Copy each line holding the string "panel".

§ §

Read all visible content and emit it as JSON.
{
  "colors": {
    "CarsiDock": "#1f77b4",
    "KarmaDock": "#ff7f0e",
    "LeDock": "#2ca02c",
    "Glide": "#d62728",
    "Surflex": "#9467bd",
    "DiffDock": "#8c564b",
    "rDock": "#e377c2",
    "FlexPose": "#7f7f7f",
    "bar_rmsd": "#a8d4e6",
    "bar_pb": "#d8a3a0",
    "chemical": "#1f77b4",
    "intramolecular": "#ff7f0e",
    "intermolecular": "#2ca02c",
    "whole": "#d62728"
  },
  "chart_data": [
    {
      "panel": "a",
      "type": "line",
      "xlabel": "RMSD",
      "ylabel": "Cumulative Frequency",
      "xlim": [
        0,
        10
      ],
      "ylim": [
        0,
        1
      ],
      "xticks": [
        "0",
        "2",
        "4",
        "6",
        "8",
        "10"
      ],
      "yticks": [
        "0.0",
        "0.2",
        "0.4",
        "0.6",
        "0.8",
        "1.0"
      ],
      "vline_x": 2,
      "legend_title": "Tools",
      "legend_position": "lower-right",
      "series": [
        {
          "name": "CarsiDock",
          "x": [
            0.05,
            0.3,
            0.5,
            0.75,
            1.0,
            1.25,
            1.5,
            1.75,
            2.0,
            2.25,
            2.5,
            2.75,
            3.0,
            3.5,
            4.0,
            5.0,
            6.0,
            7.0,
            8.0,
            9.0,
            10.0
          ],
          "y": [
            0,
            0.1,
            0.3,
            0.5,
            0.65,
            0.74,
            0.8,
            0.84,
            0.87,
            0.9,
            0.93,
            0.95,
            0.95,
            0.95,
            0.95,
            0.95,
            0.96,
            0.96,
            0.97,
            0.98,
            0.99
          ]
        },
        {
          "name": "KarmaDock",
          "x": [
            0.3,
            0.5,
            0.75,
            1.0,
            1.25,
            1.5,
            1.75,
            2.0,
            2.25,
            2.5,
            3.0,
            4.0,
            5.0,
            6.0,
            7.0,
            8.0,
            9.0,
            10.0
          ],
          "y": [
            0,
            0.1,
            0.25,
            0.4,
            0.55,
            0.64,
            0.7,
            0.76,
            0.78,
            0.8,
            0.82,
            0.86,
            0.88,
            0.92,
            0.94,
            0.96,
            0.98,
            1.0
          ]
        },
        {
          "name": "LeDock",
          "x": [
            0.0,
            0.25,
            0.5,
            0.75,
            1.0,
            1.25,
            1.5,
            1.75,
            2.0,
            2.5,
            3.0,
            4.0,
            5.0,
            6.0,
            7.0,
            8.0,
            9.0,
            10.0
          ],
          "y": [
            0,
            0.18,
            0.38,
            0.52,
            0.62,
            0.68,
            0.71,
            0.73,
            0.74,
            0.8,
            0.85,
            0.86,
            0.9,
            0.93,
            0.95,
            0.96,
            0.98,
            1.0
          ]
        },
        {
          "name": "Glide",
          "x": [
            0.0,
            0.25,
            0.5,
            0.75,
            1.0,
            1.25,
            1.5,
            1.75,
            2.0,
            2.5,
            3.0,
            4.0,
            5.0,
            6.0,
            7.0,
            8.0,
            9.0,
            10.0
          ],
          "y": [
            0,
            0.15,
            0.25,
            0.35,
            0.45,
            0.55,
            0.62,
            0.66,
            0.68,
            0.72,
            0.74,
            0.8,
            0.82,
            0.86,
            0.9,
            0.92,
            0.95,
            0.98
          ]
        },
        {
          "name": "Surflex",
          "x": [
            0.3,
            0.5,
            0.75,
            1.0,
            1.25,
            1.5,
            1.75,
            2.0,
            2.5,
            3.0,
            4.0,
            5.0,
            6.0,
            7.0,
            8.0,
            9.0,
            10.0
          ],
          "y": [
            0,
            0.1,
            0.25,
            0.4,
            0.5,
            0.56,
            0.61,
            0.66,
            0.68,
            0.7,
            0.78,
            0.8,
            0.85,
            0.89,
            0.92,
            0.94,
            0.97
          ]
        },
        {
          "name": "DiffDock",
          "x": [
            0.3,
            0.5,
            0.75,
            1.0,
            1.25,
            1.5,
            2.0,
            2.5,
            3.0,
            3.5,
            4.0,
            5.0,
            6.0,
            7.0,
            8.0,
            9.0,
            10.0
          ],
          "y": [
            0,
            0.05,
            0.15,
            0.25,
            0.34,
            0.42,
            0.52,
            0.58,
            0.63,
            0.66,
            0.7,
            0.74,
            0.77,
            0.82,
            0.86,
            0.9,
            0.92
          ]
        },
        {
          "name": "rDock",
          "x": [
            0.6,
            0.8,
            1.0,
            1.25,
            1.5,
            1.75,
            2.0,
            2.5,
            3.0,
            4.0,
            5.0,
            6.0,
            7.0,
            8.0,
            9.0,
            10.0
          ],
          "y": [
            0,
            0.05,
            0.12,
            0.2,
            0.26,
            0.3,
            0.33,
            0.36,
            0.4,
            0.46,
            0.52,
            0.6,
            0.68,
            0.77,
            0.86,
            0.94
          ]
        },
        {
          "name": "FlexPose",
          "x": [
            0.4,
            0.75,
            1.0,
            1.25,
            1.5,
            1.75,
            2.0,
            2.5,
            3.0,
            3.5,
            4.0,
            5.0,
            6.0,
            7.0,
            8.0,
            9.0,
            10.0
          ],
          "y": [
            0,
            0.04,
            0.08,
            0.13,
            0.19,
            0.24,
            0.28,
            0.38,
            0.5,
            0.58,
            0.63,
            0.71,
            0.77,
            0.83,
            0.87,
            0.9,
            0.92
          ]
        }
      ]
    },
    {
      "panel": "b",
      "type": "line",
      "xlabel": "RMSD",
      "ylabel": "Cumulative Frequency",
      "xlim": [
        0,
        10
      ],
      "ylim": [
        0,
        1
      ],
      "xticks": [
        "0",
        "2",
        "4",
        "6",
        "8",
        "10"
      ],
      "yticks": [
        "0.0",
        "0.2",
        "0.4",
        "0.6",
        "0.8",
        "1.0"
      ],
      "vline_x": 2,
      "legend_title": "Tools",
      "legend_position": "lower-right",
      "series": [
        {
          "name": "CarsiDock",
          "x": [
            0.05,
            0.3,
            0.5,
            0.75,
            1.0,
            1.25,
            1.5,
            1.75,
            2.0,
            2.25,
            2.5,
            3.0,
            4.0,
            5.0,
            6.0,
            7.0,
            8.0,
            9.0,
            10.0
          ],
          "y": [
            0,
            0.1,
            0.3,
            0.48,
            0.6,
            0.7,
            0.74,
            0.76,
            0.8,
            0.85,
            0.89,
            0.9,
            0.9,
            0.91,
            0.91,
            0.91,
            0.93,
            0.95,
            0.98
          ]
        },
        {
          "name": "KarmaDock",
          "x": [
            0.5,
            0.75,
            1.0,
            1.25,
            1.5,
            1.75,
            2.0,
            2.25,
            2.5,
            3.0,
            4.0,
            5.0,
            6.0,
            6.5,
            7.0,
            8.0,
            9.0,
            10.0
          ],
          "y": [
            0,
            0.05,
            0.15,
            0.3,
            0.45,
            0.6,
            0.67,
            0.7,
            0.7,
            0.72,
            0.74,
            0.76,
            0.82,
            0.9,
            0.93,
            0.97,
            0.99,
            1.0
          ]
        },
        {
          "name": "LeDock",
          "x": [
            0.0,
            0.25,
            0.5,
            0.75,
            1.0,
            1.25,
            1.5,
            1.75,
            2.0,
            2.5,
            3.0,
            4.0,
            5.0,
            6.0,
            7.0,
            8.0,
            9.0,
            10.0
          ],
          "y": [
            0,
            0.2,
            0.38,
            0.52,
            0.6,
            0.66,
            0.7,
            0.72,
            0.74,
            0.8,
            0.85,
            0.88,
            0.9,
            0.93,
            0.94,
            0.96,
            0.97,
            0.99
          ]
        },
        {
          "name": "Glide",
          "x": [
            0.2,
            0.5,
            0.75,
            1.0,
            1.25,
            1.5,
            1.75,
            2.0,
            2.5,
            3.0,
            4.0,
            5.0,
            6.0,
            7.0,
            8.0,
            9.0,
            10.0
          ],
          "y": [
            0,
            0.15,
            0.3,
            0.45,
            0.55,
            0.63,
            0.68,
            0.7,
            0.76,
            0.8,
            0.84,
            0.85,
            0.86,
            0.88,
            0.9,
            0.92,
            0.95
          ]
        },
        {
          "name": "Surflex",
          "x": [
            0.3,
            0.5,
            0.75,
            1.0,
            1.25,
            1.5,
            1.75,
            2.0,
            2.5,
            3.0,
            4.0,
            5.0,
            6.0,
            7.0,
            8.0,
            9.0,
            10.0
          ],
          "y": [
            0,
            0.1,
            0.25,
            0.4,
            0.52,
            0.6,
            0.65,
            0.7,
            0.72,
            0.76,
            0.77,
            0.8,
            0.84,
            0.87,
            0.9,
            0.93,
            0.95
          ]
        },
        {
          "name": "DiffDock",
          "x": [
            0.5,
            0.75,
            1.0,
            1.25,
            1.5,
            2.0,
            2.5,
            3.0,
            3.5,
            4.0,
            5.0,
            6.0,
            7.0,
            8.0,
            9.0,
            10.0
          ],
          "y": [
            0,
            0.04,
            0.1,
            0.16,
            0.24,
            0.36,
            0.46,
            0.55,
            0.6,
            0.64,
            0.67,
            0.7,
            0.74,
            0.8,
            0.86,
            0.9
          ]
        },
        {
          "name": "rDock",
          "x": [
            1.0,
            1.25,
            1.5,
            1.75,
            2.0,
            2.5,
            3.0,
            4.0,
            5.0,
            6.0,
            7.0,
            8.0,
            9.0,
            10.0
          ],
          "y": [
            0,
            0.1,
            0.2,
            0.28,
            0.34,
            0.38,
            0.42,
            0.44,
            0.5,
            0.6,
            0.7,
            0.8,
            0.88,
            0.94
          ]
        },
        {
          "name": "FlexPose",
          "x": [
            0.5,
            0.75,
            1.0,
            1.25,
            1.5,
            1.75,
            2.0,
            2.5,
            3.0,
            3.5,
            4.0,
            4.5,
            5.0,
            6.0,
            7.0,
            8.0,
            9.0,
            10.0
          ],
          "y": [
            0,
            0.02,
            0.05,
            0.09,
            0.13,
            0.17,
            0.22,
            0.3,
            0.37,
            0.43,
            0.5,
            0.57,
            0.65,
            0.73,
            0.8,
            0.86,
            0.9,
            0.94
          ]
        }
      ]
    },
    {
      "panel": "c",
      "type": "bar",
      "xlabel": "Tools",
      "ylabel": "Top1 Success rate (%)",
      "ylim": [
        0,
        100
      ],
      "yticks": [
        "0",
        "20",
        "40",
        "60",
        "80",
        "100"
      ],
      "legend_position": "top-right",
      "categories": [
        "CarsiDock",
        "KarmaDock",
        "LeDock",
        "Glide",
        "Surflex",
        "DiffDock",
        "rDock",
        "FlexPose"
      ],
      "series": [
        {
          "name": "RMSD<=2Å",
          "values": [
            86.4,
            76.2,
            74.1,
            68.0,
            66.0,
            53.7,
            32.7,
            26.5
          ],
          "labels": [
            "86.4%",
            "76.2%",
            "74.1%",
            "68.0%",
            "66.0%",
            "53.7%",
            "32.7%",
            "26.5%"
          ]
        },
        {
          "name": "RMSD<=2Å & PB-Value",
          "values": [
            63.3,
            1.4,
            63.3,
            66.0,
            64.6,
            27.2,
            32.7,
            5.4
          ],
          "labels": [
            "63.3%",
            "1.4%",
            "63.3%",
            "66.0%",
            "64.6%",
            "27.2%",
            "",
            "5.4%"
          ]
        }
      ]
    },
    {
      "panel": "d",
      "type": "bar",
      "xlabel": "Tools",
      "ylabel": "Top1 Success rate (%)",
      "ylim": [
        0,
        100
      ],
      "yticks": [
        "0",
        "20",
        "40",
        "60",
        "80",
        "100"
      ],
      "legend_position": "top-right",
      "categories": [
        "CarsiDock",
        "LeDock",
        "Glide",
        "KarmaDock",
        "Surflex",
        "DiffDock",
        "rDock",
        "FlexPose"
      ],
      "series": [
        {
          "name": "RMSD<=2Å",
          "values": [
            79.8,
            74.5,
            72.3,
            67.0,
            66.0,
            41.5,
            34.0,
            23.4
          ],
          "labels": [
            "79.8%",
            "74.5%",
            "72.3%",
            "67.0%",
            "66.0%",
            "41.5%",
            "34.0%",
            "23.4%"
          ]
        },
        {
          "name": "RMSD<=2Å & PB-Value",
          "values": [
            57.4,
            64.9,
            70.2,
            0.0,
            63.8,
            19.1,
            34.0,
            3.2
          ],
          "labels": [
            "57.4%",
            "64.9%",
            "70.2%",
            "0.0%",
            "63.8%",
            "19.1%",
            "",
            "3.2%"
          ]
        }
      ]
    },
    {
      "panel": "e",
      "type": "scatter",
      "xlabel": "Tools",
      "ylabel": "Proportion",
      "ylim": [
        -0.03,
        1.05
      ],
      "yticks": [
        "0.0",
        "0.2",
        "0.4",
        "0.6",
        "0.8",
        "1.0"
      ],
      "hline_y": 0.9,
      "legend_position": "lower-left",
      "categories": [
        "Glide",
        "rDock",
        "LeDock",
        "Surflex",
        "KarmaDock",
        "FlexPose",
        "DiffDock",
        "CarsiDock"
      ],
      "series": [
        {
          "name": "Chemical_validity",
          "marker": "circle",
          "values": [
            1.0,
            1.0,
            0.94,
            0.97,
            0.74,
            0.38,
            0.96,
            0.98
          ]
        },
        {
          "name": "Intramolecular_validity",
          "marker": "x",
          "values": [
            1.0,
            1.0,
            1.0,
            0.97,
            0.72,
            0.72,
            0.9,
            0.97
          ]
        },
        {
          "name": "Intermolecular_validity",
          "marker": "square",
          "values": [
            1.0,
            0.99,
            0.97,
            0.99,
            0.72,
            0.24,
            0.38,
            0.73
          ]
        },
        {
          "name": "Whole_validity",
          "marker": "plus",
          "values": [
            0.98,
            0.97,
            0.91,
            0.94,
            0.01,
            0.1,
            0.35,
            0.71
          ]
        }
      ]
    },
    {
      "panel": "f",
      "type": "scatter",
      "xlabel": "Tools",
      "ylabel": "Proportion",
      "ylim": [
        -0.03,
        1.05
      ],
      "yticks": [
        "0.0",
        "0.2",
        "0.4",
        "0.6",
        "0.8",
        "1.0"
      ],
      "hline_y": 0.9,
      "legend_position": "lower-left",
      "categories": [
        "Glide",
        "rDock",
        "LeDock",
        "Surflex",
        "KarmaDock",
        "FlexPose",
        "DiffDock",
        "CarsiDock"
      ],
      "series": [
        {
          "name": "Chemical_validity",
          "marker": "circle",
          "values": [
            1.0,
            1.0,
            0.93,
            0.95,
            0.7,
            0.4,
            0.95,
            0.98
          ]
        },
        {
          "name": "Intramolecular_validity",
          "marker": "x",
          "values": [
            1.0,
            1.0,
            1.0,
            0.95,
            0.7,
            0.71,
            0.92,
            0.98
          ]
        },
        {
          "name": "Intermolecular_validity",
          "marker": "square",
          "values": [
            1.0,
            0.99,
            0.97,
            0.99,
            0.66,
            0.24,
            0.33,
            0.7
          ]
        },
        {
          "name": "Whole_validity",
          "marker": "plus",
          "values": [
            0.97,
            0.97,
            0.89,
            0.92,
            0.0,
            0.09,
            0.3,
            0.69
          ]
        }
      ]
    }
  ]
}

§ §

# REPLY:
      "panel": "a",
      "panel": "b",
      "panel": "c",
      "panel": "d",
      "panel": "e",
      "panel": "f",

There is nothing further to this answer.